◆ What you should do: Produce the listing below again, exactly as shown.

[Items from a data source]
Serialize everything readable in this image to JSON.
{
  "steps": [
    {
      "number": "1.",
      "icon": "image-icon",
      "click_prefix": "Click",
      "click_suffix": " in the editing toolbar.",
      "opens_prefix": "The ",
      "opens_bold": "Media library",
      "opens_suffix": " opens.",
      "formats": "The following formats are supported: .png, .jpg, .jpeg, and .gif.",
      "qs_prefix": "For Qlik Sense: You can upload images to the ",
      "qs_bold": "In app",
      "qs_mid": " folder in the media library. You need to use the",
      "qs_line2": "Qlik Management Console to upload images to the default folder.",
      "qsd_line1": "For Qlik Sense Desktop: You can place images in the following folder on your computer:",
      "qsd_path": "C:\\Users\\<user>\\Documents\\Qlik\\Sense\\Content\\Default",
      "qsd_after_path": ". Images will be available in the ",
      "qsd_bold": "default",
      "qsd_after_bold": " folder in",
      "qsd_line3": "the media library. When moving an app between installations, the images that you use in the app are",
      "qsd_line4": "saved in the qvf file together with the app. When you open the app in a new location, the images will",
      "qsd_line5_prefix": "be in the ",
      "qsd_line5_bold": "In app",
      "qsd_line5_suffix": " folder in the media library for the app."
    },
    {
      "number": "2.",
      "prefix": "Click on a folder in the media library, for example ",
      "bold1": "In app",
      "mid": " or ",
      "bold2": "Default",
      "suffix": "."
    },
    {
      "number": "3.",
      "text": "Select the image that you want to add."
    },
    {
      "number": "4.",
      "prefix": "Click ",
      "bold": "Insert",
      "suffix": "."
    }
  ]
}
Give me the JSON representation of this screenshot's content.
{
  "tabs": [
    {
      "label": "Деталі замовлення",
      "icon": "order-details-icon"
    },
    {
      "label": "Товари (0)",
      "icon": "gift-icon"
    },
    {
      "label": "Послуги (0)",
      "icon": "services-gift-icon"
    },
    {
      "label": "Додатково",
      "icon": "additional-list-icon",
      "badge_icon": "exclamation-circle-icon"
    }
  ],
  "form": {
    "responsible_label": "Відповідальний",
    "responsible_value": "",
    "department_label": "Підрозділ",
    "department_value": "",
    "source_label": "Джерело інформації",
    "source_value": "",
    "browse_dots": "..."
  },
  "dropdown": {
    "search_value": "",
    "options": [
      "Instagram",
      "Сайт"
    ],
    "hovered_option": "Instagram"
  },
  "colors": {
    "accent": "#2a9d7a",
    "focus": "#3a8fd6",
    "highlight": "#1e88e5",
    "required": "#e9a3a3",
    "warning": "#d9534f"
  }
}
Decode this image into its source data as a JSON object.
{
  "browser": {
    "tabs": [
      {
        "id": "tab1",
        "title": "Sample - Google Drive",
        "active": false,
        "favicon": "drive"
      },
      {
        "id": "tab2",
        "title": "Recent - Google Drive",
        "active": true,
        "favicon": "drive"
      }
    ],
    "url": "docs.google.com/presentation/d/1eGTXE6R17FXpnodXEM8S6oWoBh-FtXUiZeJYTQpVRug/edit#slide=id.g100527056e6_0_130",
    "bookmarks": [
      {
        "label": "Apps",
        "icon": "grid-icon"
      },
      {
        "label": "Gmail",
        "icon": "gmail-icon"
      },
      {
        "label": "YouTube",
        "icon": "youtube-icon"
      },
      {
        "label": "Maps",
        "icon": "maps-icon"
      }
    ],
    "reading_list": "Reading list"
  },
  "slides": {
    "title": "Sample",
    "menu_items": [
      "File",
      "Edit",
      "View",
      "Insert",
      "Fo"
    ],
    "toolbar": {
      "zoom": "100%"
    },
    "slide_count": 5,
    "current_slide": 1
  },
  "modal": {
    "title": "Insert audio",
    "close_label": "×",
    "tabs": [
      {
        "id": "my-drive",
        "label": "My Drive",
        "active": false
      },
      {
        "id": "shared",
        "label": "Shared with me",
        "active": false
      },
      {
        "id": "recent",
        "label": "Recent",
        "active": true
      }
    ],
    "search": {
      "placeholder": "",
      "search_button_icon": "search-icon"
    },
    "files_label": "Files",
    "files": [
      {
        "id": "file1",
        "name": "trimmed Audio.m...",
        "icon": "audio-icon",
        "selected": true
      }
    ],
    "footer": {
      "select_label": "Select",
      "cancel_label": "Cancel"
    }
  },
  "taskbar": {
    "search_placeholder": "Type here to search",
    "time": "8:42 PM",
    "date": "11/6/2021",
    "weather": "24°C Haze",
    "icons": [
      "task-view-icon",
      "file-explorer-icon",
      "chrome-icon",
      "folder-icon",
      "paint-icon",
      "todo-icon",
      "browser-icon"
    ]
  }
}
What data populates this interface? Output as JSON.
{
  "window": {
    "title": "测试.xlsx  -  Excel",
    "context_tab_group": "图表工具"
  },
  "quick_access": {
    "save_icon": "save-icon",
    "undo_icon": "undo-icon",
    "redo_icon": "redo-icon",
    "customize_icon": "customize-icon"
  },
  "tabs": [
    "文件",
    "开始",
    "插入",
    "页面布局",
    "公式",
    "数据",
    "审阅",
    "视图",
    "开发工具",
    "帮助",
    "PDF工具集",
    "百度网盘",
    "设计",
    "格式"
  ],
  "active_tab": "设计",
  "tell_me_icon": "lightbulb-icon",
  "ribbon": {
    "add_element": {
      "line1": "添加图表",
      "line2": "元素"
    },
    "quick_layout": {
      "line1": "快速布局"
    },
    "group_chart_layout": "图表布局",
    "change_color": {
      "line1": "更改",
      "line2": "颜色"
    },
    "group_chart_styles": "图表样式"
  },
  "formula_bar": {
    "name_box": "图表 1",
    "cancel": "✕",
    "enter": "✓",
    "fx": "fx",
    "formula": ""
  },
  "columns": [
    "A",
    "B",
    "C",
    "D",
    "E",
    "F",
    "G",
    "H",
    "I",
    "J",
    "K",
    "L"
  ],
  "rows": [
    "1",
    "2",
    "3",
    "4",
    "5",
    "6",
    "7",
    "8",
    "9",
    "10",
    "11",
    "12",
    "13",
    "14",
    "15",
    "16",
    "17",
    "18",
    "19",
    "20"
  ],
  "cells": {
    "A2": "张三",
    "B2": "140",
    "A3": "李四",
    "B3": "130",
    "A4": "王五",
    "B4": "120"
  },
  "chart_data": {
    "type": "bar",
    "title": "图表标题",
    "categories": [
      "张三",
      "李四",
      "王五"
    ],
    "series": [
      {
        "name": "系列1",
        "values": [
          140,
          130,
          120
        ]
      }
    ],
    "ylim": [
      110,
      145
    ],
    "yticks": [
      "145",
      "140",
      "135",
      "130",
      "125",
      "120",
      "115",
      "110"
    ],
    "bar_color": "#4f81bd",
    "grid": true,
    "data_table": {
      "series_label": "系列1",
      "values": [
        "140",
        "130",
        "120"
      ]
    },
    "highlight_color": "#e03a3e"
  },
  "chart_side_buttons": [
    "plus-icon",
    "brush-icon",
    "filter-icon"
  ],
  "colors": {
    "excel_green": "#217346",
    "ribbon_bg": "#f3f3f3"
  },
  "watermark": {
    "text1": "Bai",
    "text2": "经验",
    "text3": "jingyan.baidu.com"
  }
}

◆ Written answer:
Serialize everything readable in this image to JSON.
{
  "steps": [
    {
      "number": "1.",
      "icon": "image-icon",
      "click_prefix": "Click",
      "click_suffix": " in the editing toolbar.",
      "opens_prefix": "The ",
      "opens_bold": "Media library",
      "opens_suffix": " opens.",
      "formats": "The following formats are supported: .png, .jpg, .jpeg, and .gif.",
      "qs_prefix": "For Qlik Sense: You can upload images to the ",
      "qs_bold": "In app",
      "qs_mid": " folder in the media library. You need to use the",
      "qs_line2": "Qlik Management Console to upload images to the default folder.",
      "qsd_line1": "For Qlik Sense Desktop: You can place images in the following folder on your computer:",
      "qsd_path": "C:\\Users\\<user>\\Documents\\Qlik\\Sense\\Content\\Default",
      "qsd_after_path": ". Images will be available in the ",
      "qsd_bold": "default",
      "qsd_after_bold": " folder in",
      "qsd_line3": "the media library. When moving an app between installations, the images that you use in the app are",
      "qsd_line4": "saved in the qvf file together with the app. When you open the app in a new location, the images will",
      "qsd_line5_prefix": "be in the ",
      "qsd_line5_bold": "In app",
      "qsd_line5_suffix": " folder in the media library for the app."
    },
    {
      "number": "2.",
      "prefix": "Click on a folder in the media library, for example ",
      "bold1": "In app",
      "mid": " or ",
      "bold2": "Default",
      "suffix": "."
    },
    {
      "number": "3.",
      "text": "Select the image that you want to add."
    },
    {
      "number": "4.",
      "prefix": "Click ",
      "bold": "Insert",
      "suffix": "."
    }
  ]
}
Give me the JSON representation of this screenshot's content.
{
  "tabs": [
    {
      "label": "Деталі замовлення",
      "icon": "order-details-icon"
    },
    {
      "label": "Товари (0)",
      "icon": "gift-icon"
    },
    {
      "label": "Послуги (0)",
      "icon": "services-gift-icon"
    },
    {
      "label": "Додатково",
      "icon": "additional-list-icon",
      "badge_icon": "exclamation-circle-icon"
    }
  ],
  "form": {
    "responsible_label": "Відповідальний",
    "responsible_value": "",
    "department_label": "Підрозділ",
    "department_value": "",
    "source_label": "Джерело інформації",
    "source_value": "",
    "browse_dots": "..."
  },
  "dropdown": {
    "search_value": "",
    "options": [
      "Instagram",
      "Сайт"
    ],
    "hovered_option": "Instagram"
  },
  "colors": {
    "accent": "#2a9d7a",
    "focus": "#3a8fd6",
    "highlight": "#1e88e5",
    "required": "#e9a3a3",
    "warning": "#d9534f"
  }
}
Decode this image into its source data as a JSON object.
{
  "browser": {
    "tabs": [
      {
        "id": "tab1",
        "title": "Sample - Google Drive",
        "active": false,
        "favicon": "drive"
      },
      {
        "id": "tab2",
        "title": "Recent - Google Drive",
        "active": true,
        "favicon": "drive"
      }
    ],
    "url": "docs.google.com/presentation/d/1eGTXE6R17FXpnodXEM8S6oWoBh-FtXUiZeJYTQpVRug/edit#slide=id.g100527056e6_0_130",
    "bookmarks": [
      {
        "label": "Apps",
        "icon": "grid-icon"
      },
      {
        "label": "Gmail",
        "icon": "gmail-icon"
      },
      {
        "label": "YouTube",
        "icon": "youtube-icon"
      },
      {
        "label": "Maps",
        "icon": "maps-icon"
      }
    ],
    "reading_list": "Reading list"
  },
  "slides": {
    "title": "Sample",
    "menu_items": [
      "File",
      "Edit",
      "View",
      "Insert",
      "Fo"
    ],
    "toolbar": {
      "zoom": "100%"
    },
    "slide_count": 5,
    "current_slide": 1
  },
  "modal": {
    "title": "Insert audio",
    "close_label": "×",
    "tabs": [
      {
        "id": "my-drive",
        "label": "My Drive",
        "active": false
      },
      {
        "id": "shared",
        "label": "Shared with me",
        "active": false
      },
      {
        "id": "recent",
        "label": "Recent",
        "active": true
      }
    ],
    "search": {
      "placeholder": "",
      "search_button_icon": "search-icon"
    },
    "files_label": "Files",
    "files": [
      {
        "id": "file1",
        "name": "trimmed Audio.m...",
        "icon": "audio-icon",
        "selected": true
      }
    ],
    "footer": {
      "select_label": "Select",
      "cancel_label": "Cancel"
    }
  },
  "taskbar": {
    "search_placeholder": "Type here to search",
    "time": "8:42 PM",
    "date": "11/6/2021",
    "weather": "24°C Haze",
    "icons": [
      "task-view-icon",
      "file-explorer-icon",
      "chrome-icon",
      "folder-icon",
      "paint-icon",
      "todo-icon",
      "browser-icon"
    ]
  }
}
What data populates this interface? Output as JSON.
{
  "window": {
    "title": "测试.xlsx  -  Excel",
    "context_tab_group": "图表工具"
  },
  "quick_access": {
    "save_icon": "save-icon",
    "undo_icon": "undo-icon",
    "redo_icon": "redo-icon",
    "customize_icon": "customize-icon"
  },
  "tabs": [
    "文件",
    "开始",
    "插入",
    "页面布局",
    "公式",
    "数据",
    "审阅",
    "视图",
    "开发工具",
    "帮助",
    "PDF工具集",
    "百度网盘",
    "设计",
    "格式"
  ],
  "active_tab": "设计",
  "tell_me_icon": "lightbulb-icon",
  "ribbon": {
    "add_element": {
      "line1": "添加图表",
      "line2": "元素"
    },
    "quick_layout": {
      "line1": "快速布局"
    },
    "group_chart_layout": "图表布局",
    "change_color": {
      "line1": "更改",
      "line2": "颜色"
    },
    "group_chart_styles": "图表样式"
  },
  "formula_bar": {
    "name_box": "图表 1",
    "cancel": "✕",
    "enter": "✓",
    "fx": "fx",
    "formula": ""
  },
  "columns": [
    "A",
    "B",
    "C",
    "D",
    "E",
    "F",
    "G",
    "H",
    "I",
    "J",
    "K",
    "L"
  ],
  "rows": [
    "1",
    "2",
    "3",
    "4",
    "5",
    "6",
    "7",
    "8",
    "9",
    "10",
    "11",
    "12",
    "13",
    "14",
    "15",
    "16",
    "17",
    "18",
    "19",
    "20"
  ],
  "cells": {
    "A2": "张三",
    "B2": "140",
    "A3": "李四",
    "B3": "130",
    "A4": "王五",
    "B4": "120"
  },
  "chart_data": {
    "type": "bar",
    "title": "图表标题",
    "categories": [
      "张三",
      "李四",
      "王五"
    ],
    "series": [
      {
        "name": "系列1",
        "values": [
          140,
          130,
          120
        ]
      }
    ],
    "ylim": [
      110,
      145
    ],
    "yticks": [
      "145",
      "140",
      "135",
      "130",
      "125",
      "120",
      "115",
      "110"
    ],
    "bar_color": "#4f81bd",
    "grid": true,
    "data_table": {
      "series_label": "系列1",
      "values": [
        "140",
        "130",
        "120"
      ]
    },
    "highlight_color": "#e03a3e"
  },
  "chart_side_buttons": [
    "plus-icon",
    "brush-icon",
    "filter-icon"
  ],
  "colors": {
    "excel_green": "#217346",
    "ribbon_bg": "#f3f3f3"
  },
  "watermark": {
    "text1": "Bai",
    "text2": "经验",
    "text3": "jingyan.baidu.com"
  }
}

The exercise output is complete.